(Records that describe figures)
-- -- --

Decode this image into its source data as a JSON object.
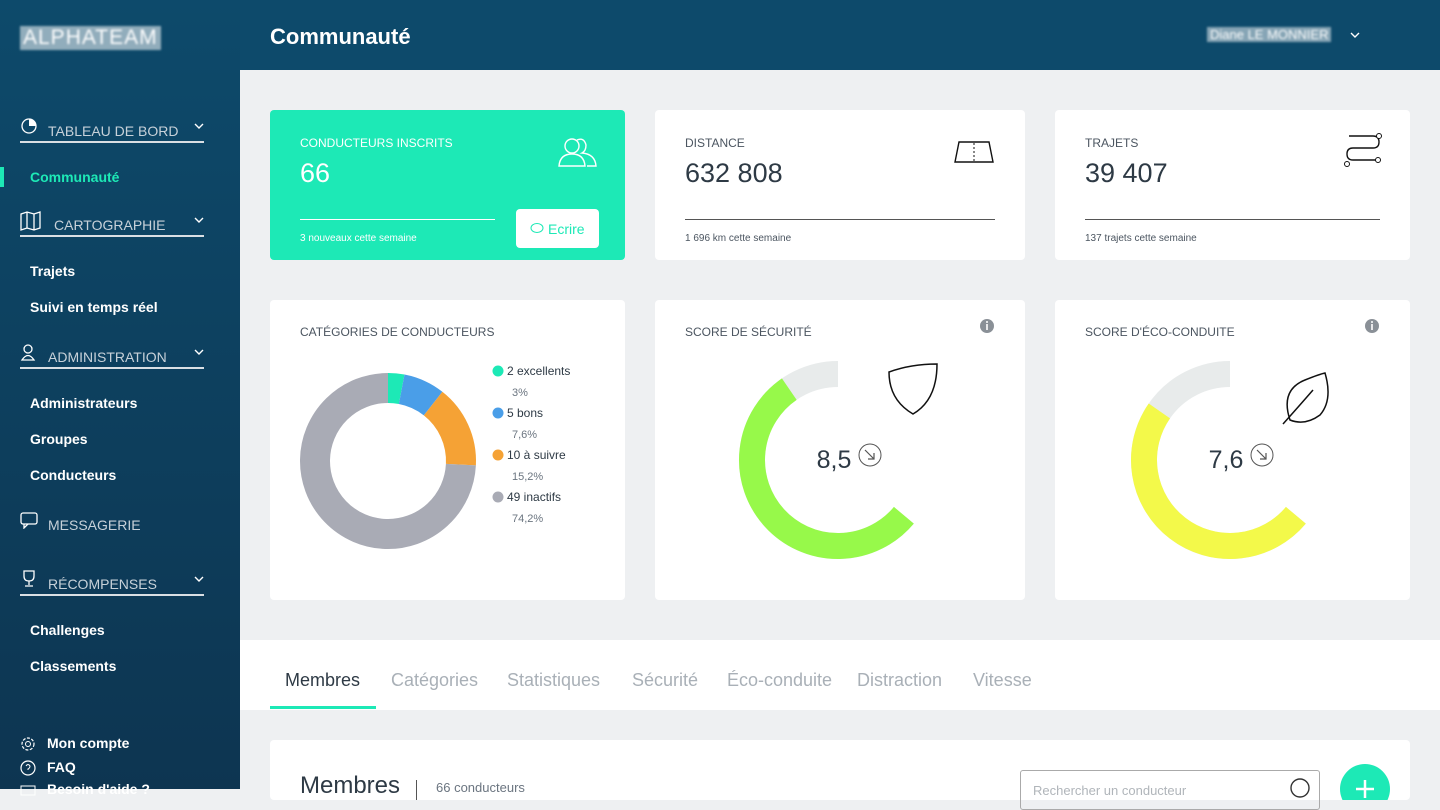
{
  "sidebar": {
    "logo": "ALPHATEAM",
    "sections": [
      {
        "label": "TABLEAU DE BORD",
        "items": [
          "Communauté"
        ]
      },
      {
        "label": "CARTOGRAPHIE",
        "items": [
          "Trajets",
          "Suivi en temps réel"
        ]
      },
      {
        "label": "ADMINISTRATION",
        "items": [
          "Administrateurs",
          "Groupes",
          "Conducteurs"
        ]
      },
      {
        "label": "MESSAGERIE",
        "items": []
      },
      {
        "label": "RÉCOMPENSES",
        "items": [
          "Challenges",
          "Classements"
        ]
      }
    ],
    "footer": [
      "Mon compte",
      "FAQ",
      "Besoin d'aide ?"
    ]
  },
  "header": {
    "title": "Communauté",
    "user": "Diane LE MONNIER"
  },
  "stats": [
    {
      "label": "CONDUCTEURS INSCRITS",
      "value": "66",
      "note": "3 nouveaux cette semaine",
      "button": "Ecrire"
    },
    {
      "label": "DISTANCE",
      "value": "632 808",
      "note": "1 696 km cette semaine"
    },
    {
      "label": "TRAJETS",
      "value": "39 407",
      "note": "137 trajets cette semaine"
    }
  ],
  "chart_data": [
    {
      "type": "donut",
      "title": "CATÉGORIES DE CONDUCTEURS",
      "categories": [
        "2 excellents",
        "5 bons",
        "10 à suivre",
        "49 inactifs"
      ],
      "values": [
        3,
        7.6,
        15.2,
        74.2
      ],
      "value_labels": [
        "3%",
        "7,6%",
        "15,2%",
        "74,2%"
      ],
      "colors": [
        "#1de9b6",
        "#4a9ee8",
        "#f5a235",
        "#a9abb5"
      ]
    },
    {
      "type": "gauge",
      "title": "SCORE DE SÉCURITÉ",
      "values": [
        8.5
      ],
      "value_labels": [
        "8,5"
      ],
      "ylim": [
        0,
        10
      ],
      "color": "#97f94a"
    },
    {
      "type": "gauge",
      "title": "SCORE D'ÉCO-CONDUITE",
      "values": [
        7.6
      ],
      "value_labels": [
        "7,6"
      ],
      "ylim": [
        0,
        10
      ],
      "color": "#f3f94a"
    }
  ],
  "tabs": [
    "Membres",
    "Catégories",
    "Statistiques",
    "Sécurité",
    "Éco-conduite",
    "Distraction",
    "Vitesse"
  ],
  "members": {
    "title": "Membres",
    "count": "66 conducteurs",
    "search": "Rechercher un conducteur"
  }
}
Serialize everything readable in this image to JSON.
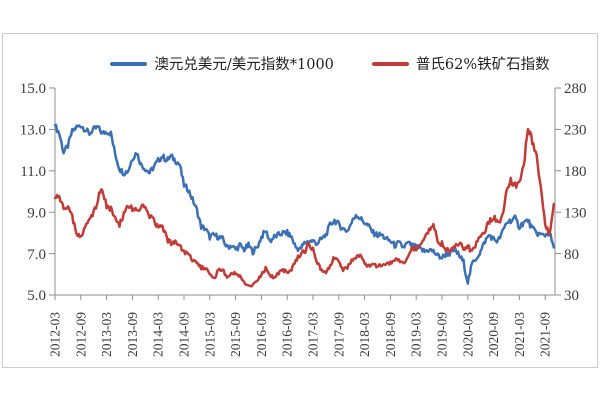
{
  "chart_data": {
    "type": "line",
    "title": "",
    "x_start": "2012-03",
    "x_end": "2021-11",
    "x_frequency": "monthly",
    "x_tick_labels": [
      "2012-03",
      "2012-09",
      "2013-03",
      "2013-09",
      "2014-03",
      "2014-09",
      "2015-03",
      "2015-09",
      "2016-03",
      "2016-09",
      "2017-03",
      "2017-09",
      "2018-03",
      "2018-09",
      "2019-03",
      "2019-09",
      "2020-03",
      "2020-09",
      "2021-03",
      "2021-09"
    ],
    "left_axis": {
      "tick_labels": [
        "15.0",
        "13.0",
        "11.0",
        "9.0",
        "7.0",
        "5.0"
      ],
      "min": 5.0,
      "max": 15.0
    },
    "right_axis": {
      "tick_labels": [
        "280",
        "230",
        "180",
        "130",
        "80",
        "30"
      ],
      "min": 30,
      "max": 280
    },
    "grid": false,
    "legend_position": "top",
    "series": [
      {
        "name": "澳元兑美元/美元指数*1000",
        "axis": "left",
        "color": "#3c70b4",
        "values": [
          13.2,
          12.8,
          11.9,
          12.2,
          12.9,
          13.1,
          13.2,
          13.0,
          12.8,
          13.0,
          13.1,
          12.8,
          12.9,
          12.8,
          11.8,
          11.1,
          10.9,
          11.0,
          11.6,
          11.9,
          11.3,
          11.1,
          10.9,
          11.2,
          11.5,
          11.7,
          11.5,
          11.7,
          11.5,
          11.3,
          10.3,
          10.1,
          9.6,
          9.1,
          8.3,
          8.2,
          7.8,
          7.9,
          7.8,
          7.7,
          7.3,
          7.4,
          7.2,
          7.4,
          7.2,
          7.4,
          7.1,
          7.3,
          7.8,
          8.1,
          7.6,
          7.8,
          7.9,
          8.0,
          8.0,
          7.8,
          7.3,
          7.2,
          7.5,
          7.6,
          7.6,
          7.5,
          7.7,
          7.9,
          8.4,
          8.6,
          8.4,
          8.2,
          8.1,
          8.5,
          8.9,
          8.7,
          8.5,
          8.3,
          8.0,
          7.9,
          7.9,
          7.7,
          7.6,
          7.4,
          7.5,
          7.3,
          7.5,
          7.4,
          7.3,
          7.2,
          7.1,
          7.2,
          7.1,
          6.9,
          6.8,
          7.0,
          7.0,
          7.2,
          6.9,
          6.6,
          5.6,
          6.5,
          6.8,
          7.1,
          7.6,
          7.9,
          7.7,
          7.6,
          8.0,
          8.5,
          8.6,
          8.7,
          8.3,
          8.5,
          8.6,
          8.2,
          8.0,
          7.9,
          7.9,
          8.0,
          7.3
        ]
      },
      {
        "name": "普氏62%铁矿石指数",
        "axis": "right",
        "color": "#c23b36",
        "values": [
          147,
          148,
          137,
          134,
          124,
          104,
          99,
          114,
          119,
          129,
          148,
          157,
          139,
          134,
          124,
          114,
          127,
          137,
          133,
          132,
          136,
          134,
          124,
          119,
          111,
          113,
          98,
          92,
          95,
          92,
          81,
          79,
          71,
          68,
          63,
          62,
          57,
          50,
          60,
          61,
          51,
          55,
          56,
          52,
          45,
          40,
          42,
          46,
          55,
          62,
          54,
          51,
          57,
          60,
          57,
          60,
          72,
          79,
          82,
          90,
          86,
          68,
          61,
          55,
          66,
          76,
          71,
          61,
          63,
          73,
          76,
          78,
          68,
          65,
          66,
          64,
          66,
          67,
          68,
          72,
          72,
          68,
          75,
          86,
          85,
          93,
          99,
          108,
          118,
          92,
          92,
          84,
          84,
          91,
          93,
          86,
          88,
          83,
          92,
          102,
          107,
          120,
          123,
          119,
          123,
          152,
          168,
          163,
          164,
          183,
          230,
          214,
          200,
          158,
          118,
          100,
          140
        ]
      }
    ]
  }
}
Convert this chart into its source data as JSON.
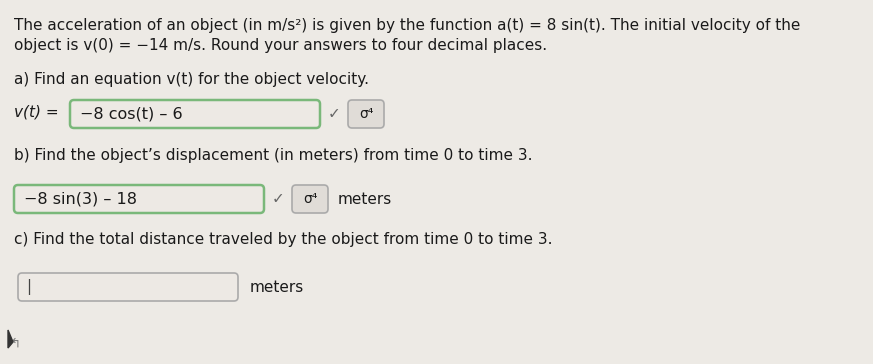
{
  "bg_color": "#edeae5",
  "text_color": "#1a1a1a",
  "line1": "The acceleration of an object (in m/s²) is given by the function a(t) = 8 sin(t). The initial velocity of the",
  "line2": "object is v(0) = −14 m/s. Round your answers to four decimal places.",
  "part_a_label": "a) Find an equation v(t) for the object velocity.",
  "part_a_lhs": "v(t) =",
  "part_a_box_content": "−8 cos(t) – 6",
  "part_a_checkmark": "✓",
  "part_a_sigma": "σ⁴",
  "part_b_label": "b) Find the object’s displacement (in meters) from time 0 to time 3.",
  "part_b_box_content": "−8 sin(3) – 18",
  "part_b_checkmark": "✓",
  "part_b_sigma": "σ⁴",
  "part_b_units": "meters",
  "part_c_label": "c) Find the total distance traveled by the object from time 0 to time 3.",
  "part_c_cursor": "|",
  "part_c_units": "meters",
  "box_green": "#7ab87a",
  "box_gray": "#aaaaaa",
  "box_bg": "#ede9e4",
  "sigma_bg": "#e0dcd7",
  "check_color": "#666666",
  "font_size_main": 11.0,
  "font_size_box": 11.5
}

-- -- --

## Your objective
Copy out every line of the data that includes "time".

## Answer to this exercise
  "part_b_label": "b) Find the object’s displacement (in meters) from time 0 to time 3.",
  "part_c_label": "c) Find the total distance traveled by the object from time 0 to time 3.",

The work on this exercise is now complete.